Stored data entries:
▽

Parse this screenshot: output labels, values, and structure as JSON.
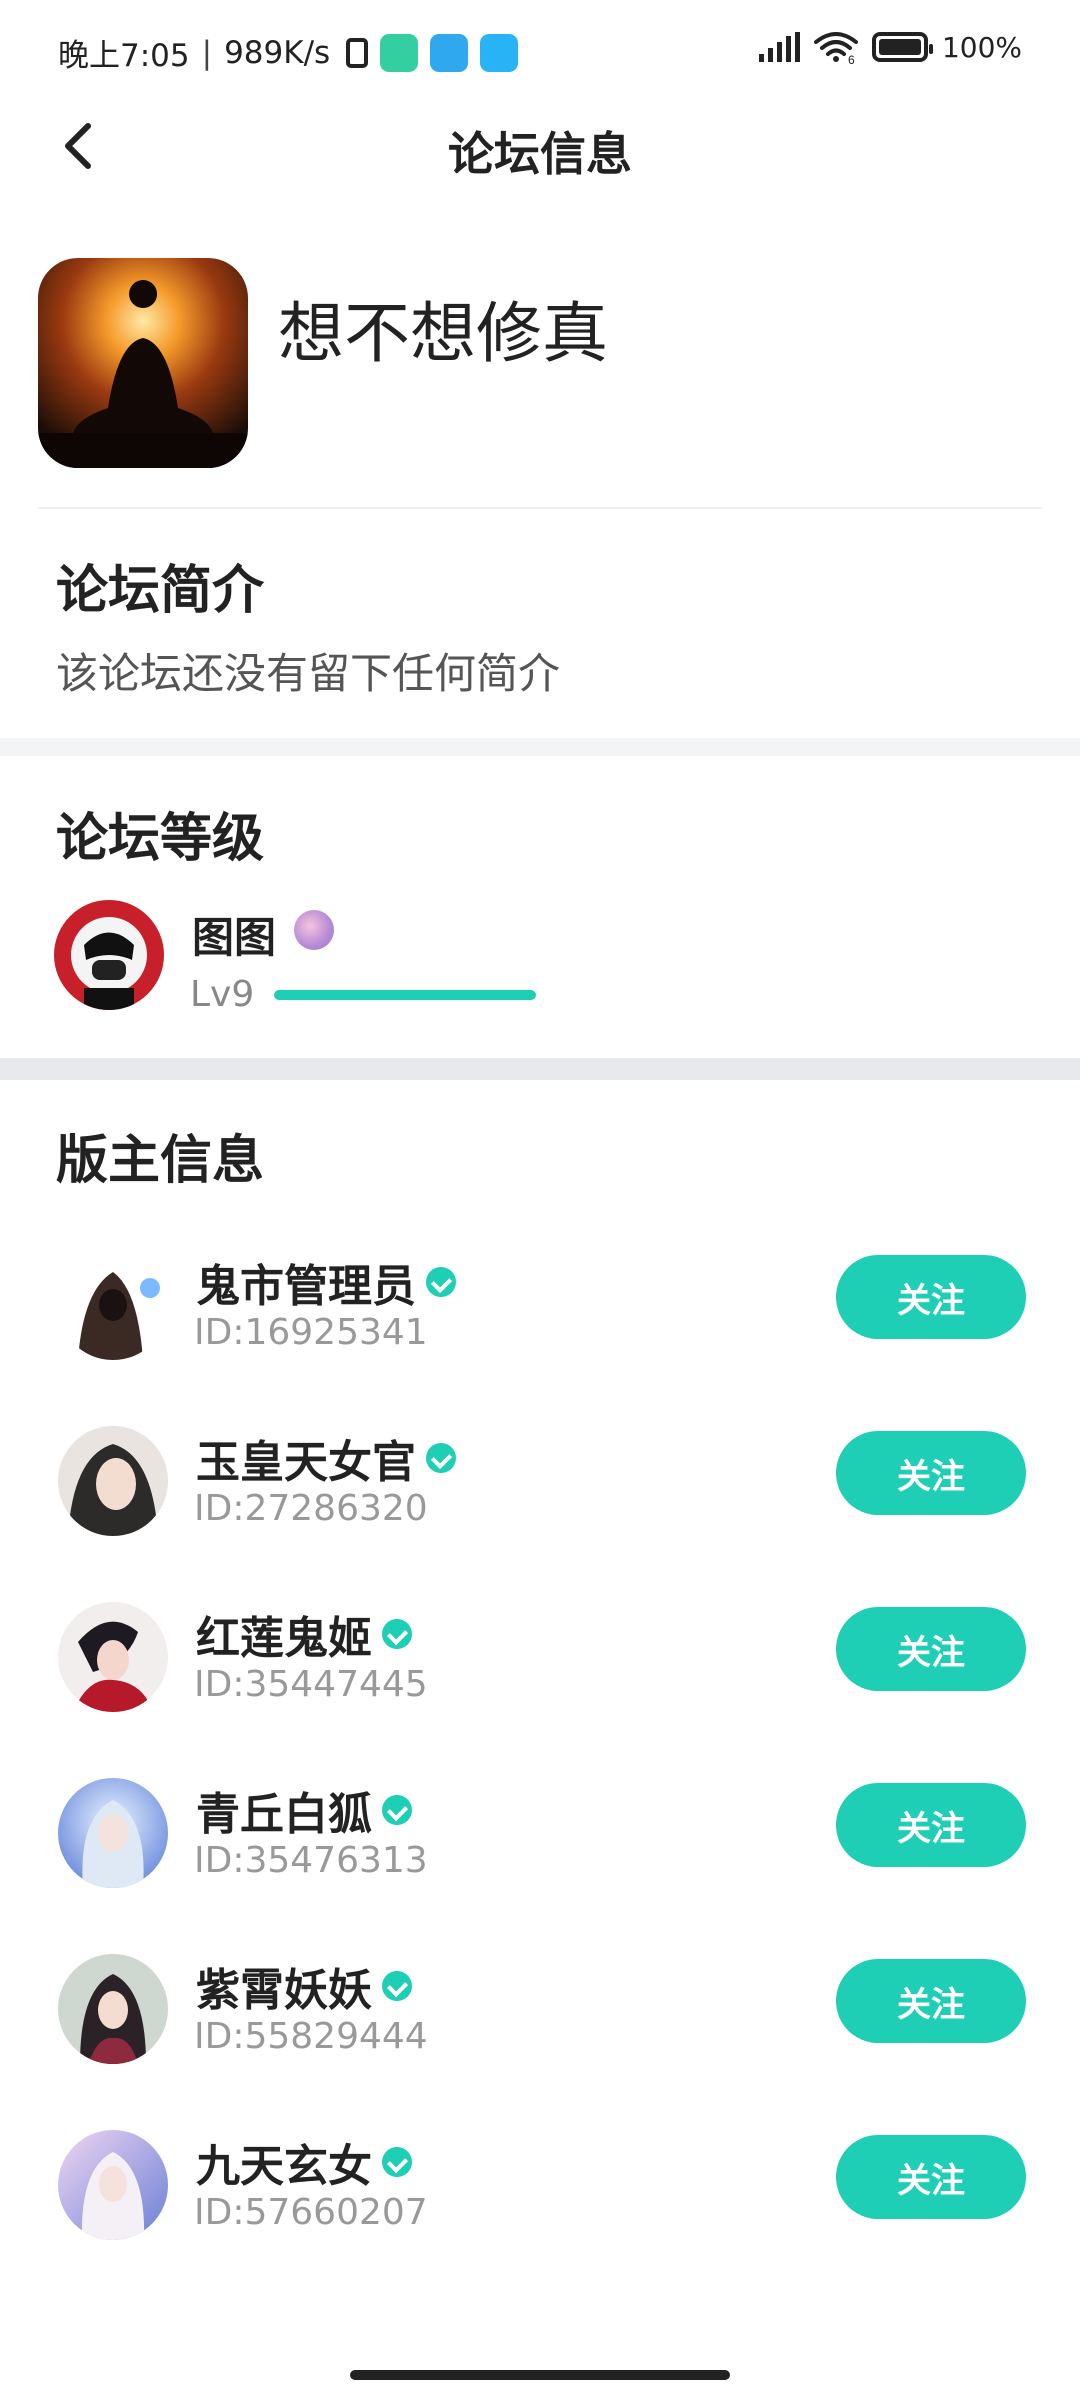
{
  "status_bar": {
    "time": "晚上7:05",
    "speed": "989K/s",
    "battery": "100%",
    "network_badge": "6"
  },
  "nav": {
    "title": "论坛信息"
  },
  "forum": {
    "name": "想不想修真"
  },
  "intro": {
    "title": "论坛简介",
    "text": "该论坛还没有留下任何简介"
  },
  "level": {
    "title": "论坛等级",
    "user_name": "图图",
    "level": "Lv9",
    "progress": 1.0
  },
  "moderators": {
    "title": "版主信息",
    "follow_label": "关注",
    "items": [
      {
        "name": "鬼市管理员",
        "id": "ID:16925341"
      },
      {
        "name": "玉皇天女官",
        "id": "ID:27286320"
      },
      {
        "name": "红莲鬼姬",
        "id": "ID:35447445"
      },
      {
        "name": "青丘白狐",
        "id": "ID:35476313"
      },
      {
        "name": "紫霄妖妖",
        "id": "ID:55829444"
      },
      {
        "name": "九天玄女",
        "id": "ID:57660207"
      }
    ]
  },
  "colors": {
    "accent": "#1ecfb5",
    "text": "#222222",
    "muted": "#999999",
    "band": "#f3f4f6"
  }
}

△

Keep the pictures out of your copy, and repeat every entry above exactly.

Solution to this exercise:
Parse this screenshot: output labels, values, and structure as JSON.
{
  "status_bar": {
    "time": "晚上7:05",
    "speed": "989K/s",
    "battery": "100%",
    "network_badge": "6"
  },
  "nav": {
    "title": "论坛信息"
  },
  "forum": {
    "name": "想不想修真"
  },
  "intro": {
    "title": "论坛简介",
    "text": "该论坛还没有留下任何简介"
  },
  "level": {
    "title": "论坛等级",
    "user_name": "图图",
    "level": "Lv9",
    "progress": 1.0
  },
  "moderators": {
    "title": "版主信息",
    "follow_label": "关注",
    "items": [
      {
        "name": "鬼市管理员",
        "id": "ID:16925341"
      },
      {
        "name": "玉皇天女官",
        "id": "ID:27286320"
      },
      {
        "name": "红莲鬼姬",
        "id": "ID:35447445"
      },
      {
        "name": "青丘白狐",
        "id": "ID:35476313"
      },
      {
        "name": "紫霄妖妖",
        "id": "ID:55829444"
      },
      {
        "name": "九天玄女",
        "id": "ID:57660207"
      }
    ]
  },
  "colors": {
    "accent": "#1ecfb5",
    "text": "#222222",
    "muted": "#999999",
    "band": "#f3f4f6"
  }
}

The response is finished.